Extracted data entries:
————

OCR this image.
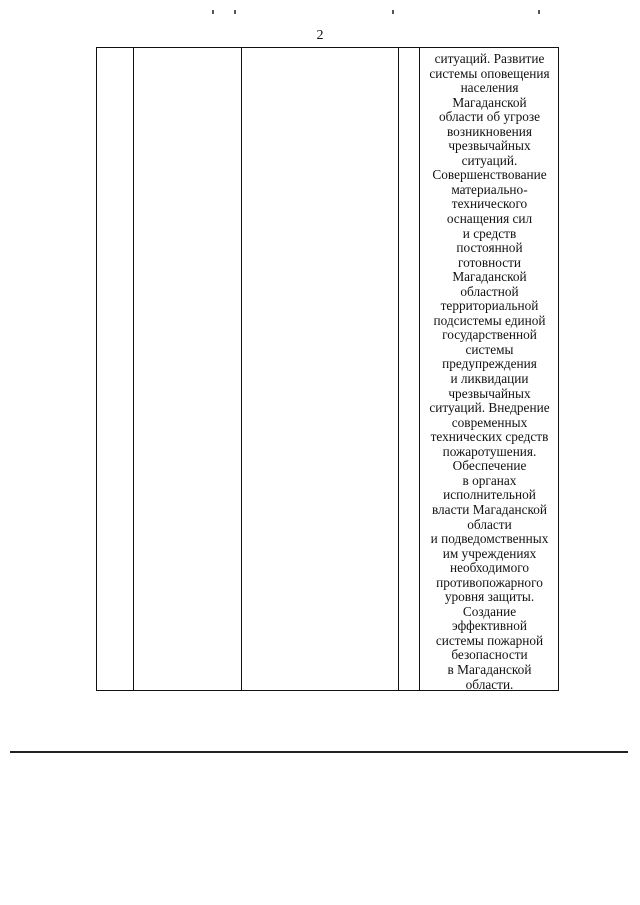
2

ситуаций. Развитие
системы оповещения
населения
Магаданской
области об угрозе
возникновения
чрезвычайных
ситуаций.
Совершенствование
материально-
технического
оснащения сил
и средств
постоянной
готовности
Магаданской
областной
территориальной
подсистемы единой
государственной
системы
предупреждения
и ликвидации
чрезвычайных
ситуаций. Внедрение
современных
технических средств
пожаротушения.
Обеспечение
в органах
исполнительной
власти Магаданской
области
и подведомственных
им учреждениях
необходимого
противопожарного
уровня защиты.
Создание
эффективной
системы пожарной
безопасности
в Магаданской
области.
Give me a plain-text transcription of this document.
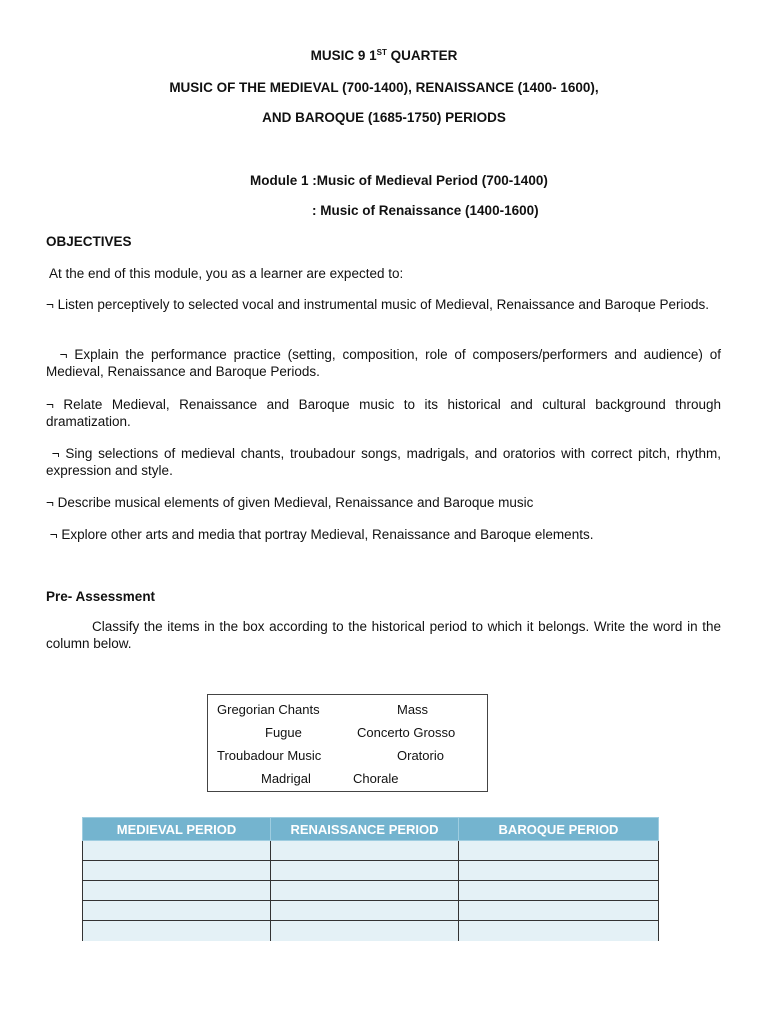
MUSIC 9 1ST QUARTER
MUSIC OF THE MEDIEVAL (700-1400), RENAISSANCE (1400- 1600),
AND BAROQUE (1685-1750) PERIODS
Module 1 :Music of Medieval Period (700-1400)
: Music of Renaissance (1400-1600)
OBJECTIVES
At the end of this module, you as a learner are expected to:
¬ Listen perceptively to selected vocal and instrumental music of Medieval, Renaissance and Baroque Periods.
¬ Explain the performance practice (setting, composition, role of composers/performers and audience) of Medieval, Renaissance and Baroque Periods.
¬ Relate Medieval, Renaissance and Baroque music to its historical and cultural background through dramatization.
¬ Sing selections of medieval chants, troubadour songs, madrigals, and oratorios with correct pitch, rhythm, expression and style.
¬ Describe musical elements of given Medieval, Renaissance and Baroque music
¬ Explore other arts and media that portray Medieval, Renaissance and Baroque elements.
Pre- Assessment
Classify the items in the box according to the historical period to which it belongs. Write the word in the column below.
Gregorian Chants	Mass
Fugue	Concerto Grosso
Troubadour Music	Oratorio
Madrigal	Chorale
MEDIEVAL PERIOD	RENAISSANCE PERIOD	BAROQUE PERIOD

————

• Given problem: Reproduce each record above by retyping it exactly; omit all images.

• Response to the task:
OCR this image.
2

ситуаций. Развитие
системы оповещения
населения
Магаданской
области об угрозе
возникновения
чрезвычайных
ситуаций.
Совершенствование
материально-
технического
оснащения сил
и средств
постоянной
готовности
Магаданской
областной
территориальной
подсистемы единой
государственной
системы
предупреждения
и ликвидации
чрезвычайных
ситуаций. Внедрение
современных
технических средств
пожаротушения.
Обеспечение
в органах
исполнительной
власти Магаданской
области
и подведомственных
им учреждениях
необходимого
противопожарного
уровня защиты.
Создание
эффективной
системы пожарной
безопасности
в Магаданской
области.
Give me a plain-text transcription of this document.
MUSIC 9 1ST QUARTER
MUSIC OF THE MEDIEVAL (700-1400), RENAISSANCE (1400- 1600),
AND BAROQUE (1685-1750) PERIODS
Module 1 :Music of Medieval Period (700-1400)
: Music of Renaissance (1400-1600)
OBJECTIVES
At the end of this module, you as a learner are expected to:
¬ Listen perceptively to selected vocal and instrumental music of Medieval, Renaissance and Baroque Periods.
¬ Explain the performance practice (setting, composition, role of composers/performers and audience) of Medieval, Renaissance and Baroque Periods.
¬ Relate Medieval, Renaissance and Baroque music to its historical and cultural background through dramatization.
¬ Sing selections of medieval chants, troubadour songs, madrigals, and oratorios with correct pitch, rhythm, expression and style.
¬ Describe musical elements of given Medieval, Renaissance and Baroque music
¬ Explore other arts and media that portray Medieval, Renaissance and Baroque elements.
Pre- Assessment
Classify the items in the box according to the historical period to which it belongs. Write the word in the column below.
Gregorian Chants	Mass
Fugue	Concerto Grosso
Troubadour Music	Oratorio
Madrigal	Chorale
MEDIEVAL PERIOD	RENAISSANCE PERIOD	BAROQUE PERIOD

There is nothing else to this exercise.